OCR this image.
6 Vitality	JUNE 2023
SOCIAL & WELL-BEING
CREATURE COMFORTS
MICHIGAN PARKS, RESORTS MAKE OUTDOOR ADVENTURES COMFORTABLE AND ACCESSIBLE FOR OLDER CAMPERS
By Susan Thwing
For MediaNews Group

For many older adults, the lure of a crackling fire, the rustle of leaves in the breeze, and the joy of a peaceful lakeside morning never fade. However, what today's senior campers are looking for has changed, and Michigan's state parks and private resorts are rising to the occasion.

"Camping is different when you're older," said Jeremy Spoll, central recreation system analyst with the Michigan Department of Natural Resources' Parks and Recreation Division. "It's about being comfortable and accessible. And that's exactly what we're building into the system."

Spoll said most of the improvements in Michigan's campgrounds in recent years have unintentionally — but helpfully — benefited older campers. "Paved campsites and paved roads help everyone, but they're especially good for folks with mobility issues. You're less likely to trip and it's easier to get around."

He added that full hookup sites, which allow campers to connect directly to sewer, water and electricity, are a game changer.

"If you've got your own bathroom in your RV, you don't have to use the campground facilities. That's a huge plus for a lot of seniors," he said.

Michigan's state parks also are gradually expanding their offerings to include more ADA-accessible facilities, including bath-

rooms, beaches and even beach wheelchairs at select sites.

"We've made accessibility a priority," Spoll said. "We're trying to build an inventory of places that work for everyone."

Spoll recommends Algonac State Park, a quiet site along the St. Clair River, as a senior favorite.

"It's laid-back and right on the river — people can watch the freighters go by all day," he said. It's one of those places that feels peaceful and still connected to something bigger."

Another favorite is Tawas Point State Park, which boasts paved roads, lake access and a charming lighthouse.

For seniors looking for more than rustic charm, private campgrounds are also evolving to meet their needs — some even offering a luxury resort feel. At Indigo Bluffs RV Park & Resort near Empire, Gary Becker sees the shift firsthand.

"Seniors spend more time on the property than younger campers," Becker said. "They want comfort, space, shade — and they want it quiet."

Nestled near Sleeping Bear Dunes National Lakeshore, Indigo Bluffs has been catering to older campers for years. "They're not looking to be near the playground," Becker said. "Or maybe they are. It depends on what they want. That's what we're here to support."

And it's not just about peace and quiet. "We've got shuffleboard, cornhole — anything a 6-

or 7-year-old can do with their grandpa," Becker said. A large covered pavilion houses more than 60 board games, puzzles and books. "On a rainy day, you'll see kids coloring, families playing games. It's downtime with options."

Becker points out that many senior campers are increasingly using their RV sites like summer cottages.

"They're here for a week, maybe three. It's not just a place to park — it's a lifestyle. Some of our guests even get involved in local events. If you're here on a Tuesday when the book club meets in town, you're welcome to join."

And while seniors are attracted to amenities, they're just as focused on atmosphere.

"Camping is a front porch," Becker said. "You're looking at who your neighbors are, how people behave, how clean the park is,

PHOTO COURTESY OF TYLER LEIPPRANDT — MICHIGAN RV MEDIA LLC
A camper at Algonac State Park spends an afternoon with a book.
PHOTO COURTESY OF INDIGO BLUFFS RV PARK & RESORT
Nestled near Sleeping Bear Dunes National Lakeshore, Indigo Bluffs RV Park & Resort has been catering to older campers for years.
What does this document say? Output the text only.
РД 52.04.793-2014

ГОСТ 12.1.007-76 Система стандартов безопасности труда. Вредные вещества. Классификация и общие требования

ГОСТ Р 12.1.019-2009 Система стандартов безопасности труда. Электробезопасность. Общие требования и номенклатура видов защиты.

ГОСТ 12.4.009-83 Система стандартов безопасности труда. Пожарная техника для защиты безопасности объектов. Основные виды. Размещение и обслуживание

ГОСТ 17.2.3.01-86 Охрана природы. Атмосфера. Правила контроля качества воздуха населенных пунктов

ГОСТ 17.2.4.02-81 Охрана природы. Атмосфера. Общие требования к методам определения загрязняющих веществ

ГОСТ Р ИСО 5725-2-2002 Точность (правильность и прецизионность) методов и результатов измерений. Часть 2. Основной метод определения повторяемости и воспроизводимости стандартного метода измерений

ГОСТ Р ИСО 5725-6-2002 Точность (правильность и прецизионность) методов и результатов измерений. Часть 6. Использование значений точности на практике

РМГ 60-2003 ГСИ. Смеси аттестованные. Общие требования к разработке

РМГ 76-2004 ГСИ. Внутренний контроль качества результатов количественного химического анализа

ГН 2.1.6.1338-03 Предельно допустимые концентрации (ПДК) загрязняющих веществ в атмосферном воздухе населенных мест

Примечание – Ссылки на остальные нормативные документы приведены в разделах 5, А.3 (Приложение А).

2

******

Aim of the task - Give an exact repetition of all the material.

Expected output -
OCR this image.
6 Vitality	JUNE 2023
SOCIAL & WELL-BEING
CREATURE COMFORTS
MICHIGAN PARKS, RESORTS MAKE OUTDOOR ADVENTURES COMFORTABLE AND ACCESSIBLE FOR OLDER CAMPERS
By Susan Thwing
For MediaNews Group

For many older adults, the lure of a crackling fire, the rustle of leaves in the breeze, and the joy of a peaceful lakeside morning never fade. However, what today's senior campers are looking for has changed, and Michigan's state parks and private resorts are rising to the occasion.

"Camping is different when you're older," said Jeremy Spoll, central recreation system analyst with the Michigan Department of Natural Resources' Parks and Recreation Division. "It's about being comfortable and accessible. And that's exactly what we're building into the system."

Spoll said most of the improvements in Michigan's campgrounds in recent years have unintentionally — but helpfully — benefited older campers. "Paved campsites and paved roads help everyone, but they're especially good for folks with mobility issues. You're less likely to trip and it's easier to get around."

He added that full hookup sites, which allow campers to connect directly to sewer, water and electricity, are a game changer.

"If you've got your own bathroom in your RV, you don't have to use the campground facilities. That's a huge plus for a lot of seniors," he said.

Michigan's state parks also are gradually expanding their offerings to include more ADA-accessible facilities, including bath-

rooms, beaches and even beach wheelchairs at select sites.

"We've made accessibility a priority," Spoll said. "We're trying to build an inventory of places that work for everyone."

Spoll recommends Algonac State Park, a quiet site along the St. Clair River, as a senior favorite.

"It's laid-back and right on the river — people can watch the freighters go by all day," he said. It's one of those places that feels peaceful and still connected to something bigger."

Another favorite is Tawas Point State Park, which boasts paved roads, lake access and a charming lighthouse.

For seniors looking for more than rustic charm, private campgrounds are also evolving to meet their needs — some even offering a luxury resort feel. At Indigo Bluffs RV Park & Resort near Empire, Gary Becker sees the shift firsthand.

"Seniors spend more time on the property than younger campers," Becker said. "They want comfort, space, shade — and they want it quiet."

Nestled near Sleeping Bear Dunes National Lakeshore, Indigo Bluffs has been catering to older campers for years. "They're not looking to be near the playground," Becker said. "Or maybe they are. It depends on what they want. That's what we're here to support."

And it's not just about peace and quiet. "We've got shuffleboard, cornhole — anything a 6-

or 7-year-old can do with their grandpa," Becker said. A large covered pavilion houses more than 60 board games, puzzles and books. "On a rainy day, you'll see kids coloring, families playing games. It's downtime with options."

Becker points out that many senior campers are increasingly using their RV sites like summer cottages.

"They're here for a week, maybe three. It's not just a place to park — it's a lifestyle. Some of our guests even get involved in local events. If you're here on a Tuesday when the book club meets in town, you're welcome to join."

And while seniors are attracted to amenities, they're just as focused on atmosphere.

"Camping is a front porch," Becker said. "You're looking at who your neighbors are, how people behave, how clean the park is,

PHOTO COURTESY OF TYLER LEIPPRANDT — MICHIGAN RV MEDIA LLC
A camper at Algonac State Park spends an afternoon with a book.
PHOTO COURTESY OF INDIGO BLUFFS RV PARK & RESORT
Nestled near Sleeping Bear Dunes National Lakeshore, Indigo Bluffs RV Park & Resort has been catering to older campers for years.
What does this document say? Output the text only.
РД 52.04.793-2014

ГОСТ 12.1.007-76 Система стандартов безопасности труда. Вредные вещества. Классификация и общие требования

ГОСТ Р 12.1.019-2009 Система стандартов безопасности труда. Электробезопасность. Общие требования и номенклатура видов защиты.

ГОСТ 12.4.009-83 Система стандартов безопасности труда. Пожарная техника для защиты безопасности объектов. Основные виды. Размещение и обслуживание

ГОСТ 17.2.3.01-86 Охрана природы. Атмосфера. Правила контроля качества воздуха населенных пунктов

ГОСТ 17.2.4.02-81 Охрана природы. Атмосфера. Общие требования к методам определения загрязняющих веществ

ГОСТ Р ИСО 5725-2-2002 Точность (правильность и прецизионность) методов и результатов измерений. Часть 2. Основной метод определения повторяемости и воспроизводимости стандартного метода измерений

ГОСТ Р ИСО 5725-6-2002 Точность (правильность и прецизионность) методов и результатов измерений. Часть 6. Использование значений точности на практике

РМГ 60-2003 ГСИ. Смеси аттестованные. Общие требования к разработке

РМГ 76-2004 ГСИ. Внутренний контроль качества результатов количественного химического анализа

ГН 2.1.6.1338-03 Предельно допустимые концентрации (ПДК) загрязняющих веществ в атмосферном воздухе населенных мест

Примечание – Ссылки на остальные нормативные документы приведены в разделах 5, А.3 (Приложение А).

2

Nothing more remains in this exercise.